▶ **EXERCISE INPUTS**
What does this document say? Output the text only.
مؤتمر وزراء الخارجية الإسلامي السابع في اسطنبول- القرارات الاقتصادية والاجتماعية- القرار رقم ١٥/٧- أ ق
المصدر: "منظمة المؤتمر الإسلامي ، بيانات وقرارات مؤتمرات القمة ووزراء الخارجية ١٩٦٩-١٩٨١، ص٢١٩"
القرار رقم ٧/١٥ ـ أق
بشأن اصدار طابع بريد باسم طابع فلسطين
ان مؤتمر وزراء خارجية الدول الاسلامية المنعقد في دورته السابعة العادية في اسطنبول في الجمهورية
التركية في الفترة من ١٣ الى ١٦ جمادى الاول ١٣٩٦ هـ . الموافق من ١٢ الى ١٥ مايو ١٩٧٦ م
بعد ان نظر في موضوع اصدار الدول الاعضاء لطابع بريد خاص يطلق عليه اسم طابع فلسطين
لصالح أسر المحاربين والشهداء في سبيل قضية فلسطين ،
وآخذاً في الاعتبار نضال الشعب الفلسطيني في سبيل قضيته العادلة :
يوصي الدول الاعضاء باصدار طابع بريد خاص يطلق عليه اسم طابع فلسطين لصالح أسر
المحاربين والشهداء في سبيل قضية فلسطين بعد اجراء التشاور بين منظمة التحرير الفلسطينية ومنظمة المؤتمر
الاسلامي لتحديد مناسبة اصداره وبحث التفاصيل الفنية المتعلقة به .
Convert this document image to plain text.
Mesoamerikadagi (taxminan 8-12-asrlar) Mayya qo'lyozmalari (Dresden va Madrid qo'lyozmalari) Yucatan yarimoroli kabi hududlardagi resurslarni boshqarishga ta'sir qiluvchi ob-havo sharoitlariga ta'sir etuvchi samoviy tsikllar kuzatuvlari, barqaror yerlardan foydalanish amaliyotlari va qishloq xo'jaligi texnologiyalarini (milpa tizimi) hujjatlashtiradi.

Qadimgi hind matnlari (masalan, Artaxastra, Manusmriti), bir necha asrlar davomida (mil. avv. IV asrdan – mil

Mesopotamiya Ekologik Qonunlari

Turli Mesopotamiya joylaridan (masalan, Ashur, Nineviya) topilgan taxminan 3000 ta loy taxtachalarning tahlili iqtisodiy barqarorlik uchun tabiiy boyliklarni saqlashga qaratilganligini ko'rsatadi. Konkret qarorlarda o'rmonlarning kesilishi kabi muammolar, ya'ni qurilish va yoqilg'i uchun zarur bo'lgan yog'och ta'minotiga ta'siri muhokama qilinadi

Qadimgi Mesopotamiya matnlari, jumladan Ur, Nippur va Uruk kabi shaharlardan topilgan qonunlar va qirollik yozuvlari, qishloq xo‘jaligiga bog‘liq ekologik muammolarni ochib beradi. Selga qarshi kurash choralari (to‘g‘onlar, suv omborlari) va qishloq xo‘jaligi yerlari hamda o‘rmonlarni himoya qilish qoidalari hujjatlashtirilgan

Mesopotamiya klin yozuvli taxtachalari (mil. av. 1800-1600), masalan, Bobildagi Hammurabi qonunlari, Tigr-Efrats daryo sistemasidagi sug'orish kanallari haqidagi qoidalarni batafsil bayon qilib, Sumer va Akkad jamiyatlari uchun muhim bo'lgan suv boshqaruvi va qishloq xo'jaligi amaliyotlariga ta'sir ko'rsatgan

▶ **TASK**
Transcribe all entries exactly as they are given.

▶ **RESULT**
What does this document say? Output the text only.
مؤتمر وزراء الخارجية الإسلامي السابع في اسطنبول- القرارات الاقتصادية والاجتماعية- القرار رقم ١٥/٧- أ ق
المصدر: "منظمة المؤتمر الإسلامي ، بيانات وقرارات مؤتمرات القمة ووزراء الخارجية ١٩٦٩-١٩٨١، ص٢١٩"
القرار رقم ٧/١٥ ـ أق
بشأن اصدار طابع بريد باسم طابع فلسطين
ان مؤتمر وزراء خارجية الدول الاسلامية المنعقد في دورته السابعة العادية في اسطنبول في الجمهورية
التركية في الفترة من ١٣ الى ١٦ جمادى الاول ١٣٩٦ هـ . الموافق من ١٢ الى ١٥ مايو ١٩٧٦ م
بعد ان نظر في موضوع اصدار الدول الاعضاء لطابع بريد خاص يطلق عليه اسم طابع فلسطين
لصالح أسر المحاربين والشهداء في سبيل قضية فلسطين ،
وآخذاً في الاعتبار نضال الشعب الفلسطيني في سبيل قضيته العادلة :
يوصي الدول الاعضاء باصدار طابع بريد خاص يطلق عليه اسم طابع فلسطين لصالح أسر
المحاربين والشهداء في سبيل قضية فلسطين بعد اجراء التشاور بين منظمة التحرير الفلسطينية ومنظمة المؤتمر
الاسلامي لتحديد مناسبة اصداره وبحث التفاصيل الفنية المتعلقة به .
Convert this document image to plain text.
Mesoamerikadagi (taxminan 8-12-asrlar) Mayya qo'lyozmalari (Dresden va Madrid qo'lyozmalari) Yucatan yarimoroli kabi hududlardagi resurslarni boshqarishga ta'sir qiluvchi ob-havo sharoitlariga ta'sir etuvchi samoviy tsikllar kuzatuvlari, barqaror yerlardan foydalanish amaliyotlari va qishloq xo'jaligi texnologiyalarini (milpa tizimi) hujjatlashtiradi.

Qadimgi hind matnlari (masalan, Artaxastra, Manusmriti), bir necha asrlar davomida (mil. avv. IV asrdan – mil

Mesopotamiya Ekologik Qonunlari

Turli Mesopotamiya joylaridan (masalan, Ashur, Nineviya) topilgan taxminan 3000 ta loy taxtachalarning tahlili iqtisodiy barqarorlik uchun tabiiy boyliklarni saqlashga qaratilganligini ko'rsatadi. Konkret qarorlarda o'rmonlarning kesilishi kabi muammolar, ya'ni qurilish va yoqilg'i uchun zarur bo'lgan yog'och ta'minotiga ta'siri muhokama qilinadi

Qadimgi Mesopotamiya matnlari, jumladan Ur, Nippur va Uruk kabi shaharlardan topilgan qonunlar va qirollik yozuvlari, qishloq xo‘jaligiga bog‘liq ekologik muammolarni ochib beradi. Selga qarshi kurash choralari (to‘g‘onlar, suv omborlari) va qishloq xo‘jaligi yerlari hamda o‘rmonlarni himoya qilish qoidalari hujjatlashtirilgan

Mesopotamiya klin yozuvli taxtachalari (mil. av. 1800-1600), masalan, Bobildagi Hammurabi qonunlari, Tigr-Efrats daryo sistemasidagi sug'orish kanallari haqidagi qoidalarni batafsil bayon qilib, Sumer va Akkad jamiyatlari uchun muhim bo'lgan suv boshqaruvi va qishloq xo'jaligi amaliyotlariga ta'sir ko'rsatgan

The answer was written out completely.